-- Stated goal --
Make an exact copy of all the records.

Saved entries:
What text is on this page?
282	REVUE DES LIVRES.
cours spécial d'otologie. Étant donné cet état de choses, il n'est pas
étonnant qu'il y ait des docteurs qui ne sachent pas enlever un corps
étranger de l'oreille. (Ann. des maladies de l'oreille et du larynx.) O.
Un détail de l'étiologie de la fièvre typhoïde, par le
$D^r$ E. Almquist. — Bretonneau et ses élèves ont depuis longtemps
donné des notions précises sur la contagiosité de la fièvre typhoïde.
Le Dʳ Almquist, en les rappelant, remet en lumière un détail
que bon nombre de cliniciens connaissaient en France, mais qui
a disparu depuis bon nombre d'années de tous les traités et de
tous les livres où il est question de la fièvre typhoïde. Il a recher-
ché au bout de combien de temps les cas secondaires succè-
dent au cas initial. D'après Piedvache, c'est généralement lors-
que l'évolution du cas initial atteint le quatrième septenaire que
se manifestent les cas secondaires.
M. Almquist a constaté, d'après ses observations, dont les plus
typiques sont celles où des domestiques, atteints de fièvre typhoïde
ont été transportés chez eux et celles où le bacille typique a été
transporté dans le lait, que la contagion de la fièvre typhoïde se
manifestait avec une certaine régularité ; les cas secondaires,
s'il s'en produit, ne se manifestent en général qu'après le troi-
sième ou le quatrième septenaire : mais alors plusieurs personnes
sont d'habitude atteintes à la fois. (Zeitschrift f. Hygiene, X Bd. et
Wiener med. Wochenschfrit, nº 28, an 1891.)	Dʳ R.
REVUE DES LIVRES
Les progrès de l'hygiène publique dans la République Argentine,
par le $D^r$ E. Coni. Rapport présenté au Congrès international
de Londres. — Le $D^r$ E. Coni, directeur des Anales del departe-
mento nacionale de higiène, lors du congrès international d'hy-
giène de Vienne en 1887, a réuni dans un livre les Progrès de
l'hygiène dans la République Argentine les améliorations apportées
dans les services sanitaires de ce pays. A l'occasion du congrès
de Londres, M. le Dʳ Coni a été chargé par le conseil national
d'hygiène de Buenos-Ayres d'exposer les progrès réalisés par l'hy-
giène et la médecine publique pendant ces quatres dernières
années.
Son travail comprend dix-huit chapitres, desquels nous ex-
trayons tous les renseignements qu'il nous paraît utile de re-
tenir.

-- Full response --
What text is on this page?
282	REVUE DES LIVRES.
cours spécial d'otologie. Étant donné cet état de choses, il n'est pas
étonnant qu'il y ait des docteurs qui ne sachent pas enlever un corps
étranger de l'oreille. (Ann. des maladies de l'oreille et du larynx.) O.
Un détail de l'étiologie de la fièvre typhoïde, par le
$D^r$ E. Almquist. — Bretonneau et ses élèves ont depuis longtemps
donné des notions précises sur la contagiosité de la fièvre typhoïde.
Le Dʳ Almquist, en les rappelant, remet en lumière un détail
que bon nombre de cliniciens connaissaient en France, mais qui
a disparu depuis bon nombre d'années de tous les traités et de
tous les livres où il est question de la fièvre typhoïde. Il a recher-
ché au bout de combien de temps les cas secondaires succè-
dent au cas initial. D'après Piedvache, c'est généralement lors-
que l'évolution du cas initial atteint le quatrième septenaire que
se manifestent les cas secondaires.
M. Almquist a constaté, d'après ses observations, dont les plus
typiques sont celles où des domestiques, atteints de fièvre typhoïde
ont été transportés chez eux et celles où le bacille typique a été
transporté dans le lait, que la contagion de la fièvre typhoïde se
manifestait avec une certaine régularité ; les cas secondaires,
s'il s'en produit, ne se manifestent en général qu'après le troi-
sième ou le quatrième septenaire : mais alors plusieurs personnes
sont d'habitude atteintes à la fois. (Zeitschrift f. Hygiene, X Bd. et
Wiener med. Wochenschfrit, nº 28, an 1891.)	Dʳ R.
REVUE DES LIVRES
Les progrès de l'hygiène publique dans la République Argentine,
par le $D^r$ E. Coni. Rapport présenté au Congrès international
de Londres. — Le $D^r$ E. Coni, directeur des Anales del departe-
mento nacionale de higiène, lors du congrès international d'hy-
giène de Vienne en 1887, a réuni dans un livre les Progrès de
l'hygiène dans la République Argentine les améliorations apportées
dans les services sanitaires de ce pays. A l'occasion du congrès
de Londres, M. le Dʳ Coni a été chargé par le conseil national
d'hygiène de Buenos-Ayres d'exposer les progrès réalisés par l'hy-
giène et la médecine publique pendant ces quatres dernières
années.
Son travail comprend dix-huit chapitres, desquels nous ex-
trayons tous les renseignements qu'il nous paraît utile de re-
tenir.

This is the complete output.